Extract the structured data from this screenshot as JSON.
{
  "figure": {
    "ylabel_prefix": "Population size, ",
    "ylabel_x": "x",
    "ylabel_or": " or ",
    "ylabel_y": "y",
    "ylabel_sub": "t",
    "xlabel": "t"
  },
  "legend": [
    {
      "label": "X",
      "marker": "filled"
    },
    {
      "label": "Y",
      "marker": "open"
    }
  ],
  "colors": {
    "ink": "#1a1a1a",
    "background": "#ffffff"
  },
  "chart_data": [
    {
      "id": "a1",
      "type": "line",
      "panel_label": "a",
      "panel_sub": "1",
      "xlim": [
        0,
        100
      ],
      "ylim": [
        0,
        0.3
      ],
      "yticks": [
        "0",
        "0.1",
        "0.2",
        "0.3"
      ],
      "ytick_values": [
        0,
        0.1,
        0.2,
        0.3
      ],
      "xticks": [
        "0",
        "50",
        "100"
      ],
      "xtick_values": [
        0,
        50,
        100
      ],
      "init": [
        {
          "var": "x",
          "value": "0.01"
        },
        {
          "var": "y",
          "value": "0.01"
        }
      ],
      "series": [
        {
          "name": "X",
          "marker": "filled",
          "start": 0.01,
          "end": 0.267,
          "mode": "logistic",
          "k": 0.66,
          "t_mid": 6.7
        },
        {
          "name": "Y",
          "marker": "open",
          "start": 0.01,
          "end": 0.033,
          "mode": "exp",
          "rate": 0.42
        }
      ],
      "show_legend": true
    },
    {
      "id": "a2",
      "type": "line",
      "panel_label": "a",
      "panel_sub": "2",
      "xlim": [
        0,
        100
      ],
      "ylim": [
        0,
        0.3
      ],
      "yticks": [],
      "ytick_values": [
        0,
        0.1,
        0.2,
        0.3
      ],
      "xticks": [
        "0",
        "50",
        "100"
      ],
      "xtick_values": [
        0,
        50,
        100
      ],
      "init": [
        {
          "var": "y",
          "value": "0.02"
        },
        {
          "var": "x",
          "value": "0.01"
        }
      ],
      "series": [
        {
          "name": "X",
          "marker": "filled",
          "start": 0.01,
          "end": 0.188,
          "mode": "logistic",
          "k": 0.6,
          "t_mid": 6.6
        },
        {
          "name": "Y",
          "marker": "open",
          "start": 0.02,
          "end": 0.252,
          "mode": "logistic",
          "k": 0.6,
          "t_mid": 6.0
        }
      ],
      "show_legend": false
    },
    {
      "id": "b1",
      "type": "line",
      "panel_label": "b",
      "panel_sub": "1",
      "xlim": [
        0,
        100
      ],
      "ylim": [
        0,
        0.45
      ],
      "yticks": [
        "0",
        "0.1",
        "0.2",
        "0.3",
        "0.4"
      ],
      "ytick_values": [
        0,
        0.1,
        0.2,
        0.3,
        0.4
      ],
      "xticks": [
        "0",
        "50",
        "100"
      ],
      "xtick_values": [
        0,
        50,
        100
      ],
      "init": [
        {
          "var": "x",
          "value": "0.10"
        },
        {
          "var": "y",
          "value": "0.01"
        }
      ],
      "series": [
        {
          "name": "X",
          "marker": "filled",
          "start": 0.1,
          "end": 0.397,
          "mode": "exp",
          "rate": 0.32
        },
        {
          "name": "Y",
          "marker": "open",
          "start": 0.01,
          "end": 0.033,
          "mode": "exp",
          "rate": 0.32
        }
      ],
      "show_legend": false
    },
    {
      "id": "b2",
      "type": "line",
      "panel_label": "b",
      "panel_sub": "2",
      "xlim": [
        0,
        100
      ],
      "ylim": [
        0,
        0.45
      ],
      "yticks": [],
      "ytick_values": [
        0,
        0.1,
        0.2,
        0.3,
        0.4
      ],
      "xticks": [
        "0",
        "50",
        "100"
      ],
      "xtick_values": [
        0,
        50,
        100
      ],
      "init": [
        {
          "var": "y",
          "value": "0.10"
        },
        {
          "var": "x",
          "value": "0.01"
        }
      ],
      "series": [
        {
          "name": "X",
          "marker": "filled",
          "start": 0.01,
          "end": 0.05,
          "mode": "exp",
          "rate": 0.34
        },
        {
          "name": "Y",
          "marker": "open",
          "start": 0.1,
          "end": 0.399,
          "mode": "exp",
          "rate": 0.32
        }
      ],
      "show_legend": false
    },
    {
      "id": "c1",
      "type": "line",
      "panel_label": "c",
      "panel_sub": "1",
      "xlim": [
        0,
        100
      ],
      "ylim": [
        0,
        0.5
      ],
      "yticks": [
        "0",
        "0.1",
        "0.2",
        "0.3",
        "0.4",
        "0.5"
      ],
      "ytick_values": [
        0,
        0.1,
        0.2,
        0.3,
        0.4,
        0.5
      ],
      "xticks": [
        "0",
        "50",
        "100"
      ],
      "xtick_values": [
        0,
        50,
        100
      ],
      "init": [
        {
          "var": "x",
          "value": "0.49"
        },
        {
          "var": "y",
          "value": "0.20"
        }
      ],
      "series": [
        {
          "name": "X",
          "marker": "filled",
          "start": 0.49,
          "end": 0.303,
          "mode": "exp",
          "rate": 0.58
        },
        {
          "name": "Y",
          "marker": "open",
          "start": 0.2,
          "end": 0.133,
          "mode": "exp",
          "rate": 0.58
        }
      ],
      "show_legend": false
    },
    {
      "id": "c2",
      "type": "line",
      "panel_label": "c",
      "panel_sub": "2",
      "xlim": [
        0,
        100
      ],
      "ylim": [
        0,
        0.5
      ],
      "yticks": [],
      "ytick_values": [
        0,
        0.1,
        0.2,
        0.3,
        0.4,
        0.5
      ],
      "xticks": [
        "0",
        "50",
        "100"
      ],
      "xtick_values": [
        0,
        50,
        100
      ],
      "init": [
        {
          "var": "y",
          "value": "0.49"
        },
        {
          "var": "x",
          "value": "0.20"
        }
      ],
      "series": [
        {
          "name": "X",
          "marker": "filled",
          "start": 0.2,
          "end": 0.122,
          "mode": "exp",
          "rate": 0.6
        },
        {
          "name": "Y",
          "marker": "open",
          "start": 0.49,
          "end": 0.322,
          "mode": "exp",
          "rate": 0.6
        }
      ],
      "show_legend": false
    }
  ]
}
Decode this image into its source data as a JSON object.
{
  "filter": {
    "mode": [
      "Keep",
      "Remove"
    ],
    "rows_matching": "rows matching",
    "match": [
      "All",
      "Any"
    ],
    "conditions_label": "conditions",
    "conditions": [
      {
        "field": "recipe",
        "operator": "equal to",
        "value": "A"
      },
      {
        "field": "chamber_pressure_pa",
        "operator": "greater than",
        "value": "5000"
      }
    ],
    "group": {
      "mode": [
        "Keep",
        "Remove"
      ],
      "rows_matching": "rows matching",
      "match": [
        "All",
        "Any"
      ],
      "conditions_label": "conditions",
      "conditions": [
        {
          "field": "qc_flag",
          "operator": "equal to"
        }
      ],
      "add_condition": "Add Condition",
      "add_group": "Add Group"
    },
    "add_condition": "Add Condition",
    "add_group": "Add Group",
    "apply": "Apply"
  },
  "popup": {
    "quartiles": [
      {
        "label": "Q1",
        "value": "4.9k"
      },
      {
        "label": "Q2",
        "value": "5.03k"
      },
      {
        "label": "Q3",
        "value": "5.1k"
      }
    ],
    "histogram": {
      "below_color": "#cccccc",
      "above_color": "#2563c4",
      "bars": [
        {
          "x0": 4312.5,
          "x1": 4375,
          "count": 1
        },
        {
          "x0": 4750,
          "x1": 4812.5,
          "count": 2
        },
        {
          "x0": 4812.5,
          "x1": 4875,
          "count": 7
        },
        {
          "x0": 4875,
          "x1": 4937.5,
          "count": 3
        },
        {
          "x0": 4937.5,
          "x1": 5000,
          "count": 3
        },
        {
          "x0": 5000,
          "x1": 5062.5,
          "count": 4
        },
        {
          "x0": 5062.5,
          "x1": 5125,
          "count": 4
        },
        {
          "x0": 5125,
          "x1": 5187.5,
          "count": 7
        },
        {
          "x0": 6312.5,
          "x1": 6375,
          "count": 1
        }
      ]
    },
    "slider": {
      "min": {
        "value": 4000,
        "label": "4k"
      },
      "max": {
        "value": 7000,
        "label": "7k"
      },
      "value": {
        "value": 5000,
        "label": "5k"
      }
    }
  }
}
◇ ◇ ◇ ◇ ◇ ◇ ◇
TASK BRIEF
Search the listing for the word "equal" and return each line that holds it.

WRITTEN RESPONSE
        "operator": "equal to",
          "operator": "equal to"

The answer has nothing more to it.